AIM:
Copy the data below exactly.

Records from a collection:
"""

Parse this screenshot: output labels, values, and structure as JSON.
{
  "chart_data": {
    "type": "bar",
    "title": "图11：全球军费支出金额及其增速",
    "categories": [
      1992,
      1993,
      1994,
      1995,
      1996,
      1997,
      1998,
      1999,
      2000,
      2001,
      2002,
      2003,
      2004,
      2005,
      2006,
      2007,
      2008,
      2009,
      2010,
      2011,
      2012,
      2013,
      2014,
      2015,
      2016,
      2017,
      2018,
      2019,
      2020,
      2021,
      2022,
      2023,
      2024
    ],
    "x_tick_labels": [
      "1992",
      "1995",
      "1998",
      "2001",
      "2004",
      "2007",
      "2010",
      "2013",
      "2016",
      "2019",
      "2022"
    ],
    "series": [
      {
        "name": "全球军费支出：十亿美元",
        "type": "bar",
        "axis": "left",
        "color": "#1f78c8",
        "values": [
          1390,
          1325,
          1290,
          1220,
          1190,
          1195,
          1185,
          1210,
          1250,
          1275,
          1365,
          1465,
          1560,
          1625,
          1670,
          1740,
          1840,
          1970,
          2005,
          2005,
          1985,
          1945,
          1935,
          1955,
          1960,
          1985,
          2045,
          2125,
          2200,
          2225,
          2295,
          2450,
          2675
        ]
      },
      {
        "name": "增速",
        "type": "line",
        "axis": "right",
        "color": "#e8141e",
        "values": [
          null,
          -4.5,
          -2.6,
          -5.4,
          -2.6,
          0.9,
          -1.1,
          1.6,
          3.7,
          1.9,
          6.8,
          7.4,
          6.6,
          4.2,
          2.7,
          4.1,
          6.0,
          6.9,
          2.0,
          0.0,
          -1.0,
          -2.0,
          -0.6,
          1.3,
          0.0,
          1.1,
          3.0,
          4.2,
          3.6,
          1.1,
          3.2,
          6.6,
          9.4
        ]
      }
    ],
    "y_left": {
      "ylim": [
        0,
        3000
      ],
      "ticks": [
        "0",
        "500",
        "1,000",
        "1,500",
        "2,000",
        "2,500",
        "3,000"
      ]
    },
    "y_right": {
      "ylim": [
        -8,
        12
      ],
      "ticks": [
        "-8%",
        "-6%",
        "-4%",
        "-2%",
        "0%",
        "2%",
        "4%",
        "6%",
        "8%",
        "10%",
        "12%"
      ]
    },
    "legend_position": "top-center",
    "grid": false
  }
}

"""

RESULT OF THE EXERCISE:
Parse this screenshot: output labels, values, and structure as JSON.
{
  "chart_data": {
    "type": "bar",
    "title": "图11：全球军费支出金额及其增速",
    "categories": [
      1992,
      1993,
      1994,
      1995,
      1996,
      1997,
      1998,
      1999,
      2000,
      2001,
      2002,
      2003,
      2004,
      2005,
      2006,
      2007,
      2008,
      2009,
      2010,
      2011,
      2012,
      2013,
      2014,
      2015,
      2016,
      2017,
      2018,
      2019,
      2020,
      2021,
      2022,
      2023,
      2024
    ],
    "x_tick_labels": [
      "1992",
      "1995",
      "1998",
      "2001",
      "2004",
      "2007",
      "2010",
      "2013",
      "2016",
      "2019",
      "2022"
    ],
    "series": [
      {
        "name": "全球军费支出：十亿美元",
        "type": "bar",
        "axis": "left",
        "color": "#1f78c8",
        "values": [
          1390,
          1325,
          1290,
          1220,
          1190,
          1195,
          1185,
          1210,
          1250,
          1275,
          1365,
          1465,
          1560,
          1625,
          1670,
          1740,
          1840,
          1970,
          2005,
          2005,
          1985,
          1945,
          1935,
          1955,
          1960,
          1985,
          2045,
          2125,
          2200,
          2225,
          2295,
          2450,
          2675
        ]
      },
      {
        "name": "增速",
        "type": "line",
        "axis": "right",
        "color": "#e8141e",
        "values": [
          null,
          -4.5,
          -2.6,
          -5.4,
          -2.6,
          0.9,
          -1.1,
          1.6,
          3.7,
          1.9,
          6.8,
          7.4,
          6.6,
          4.2,
          2.7,
          4.1,
          6.0,
          6.9,
          2.0,
          0.0,
          -1.0,
          -2.0,
          -0.6,
          1.3,
          0.0,
          1.1,
          3.0,
          4.2,
          3.6,
          1.1,
          3.2,
          6.6,
          9.4
        ]
      }
    ],
    "y_left": {
      "ylim": [
        0,
        3000
      ],
      "ticks": [
        "0",
        "500",
        "1,000",
        "1,500",
        "2,000",
        "2,500",
        "3,000"
      ]
    },
    "y_right": {
      "ylim": [
        -8,
        12
      ],
      "ticks": [
        "-8%",
        "-6%",
        "-4%",
        "-2%",
        "0%",
        "2%",
        "4%",
        "6%",
        "8%",
        "10%",
        "12%"
      ]
    },
    "legend_position": "top-center",
    "grid": false
  }
}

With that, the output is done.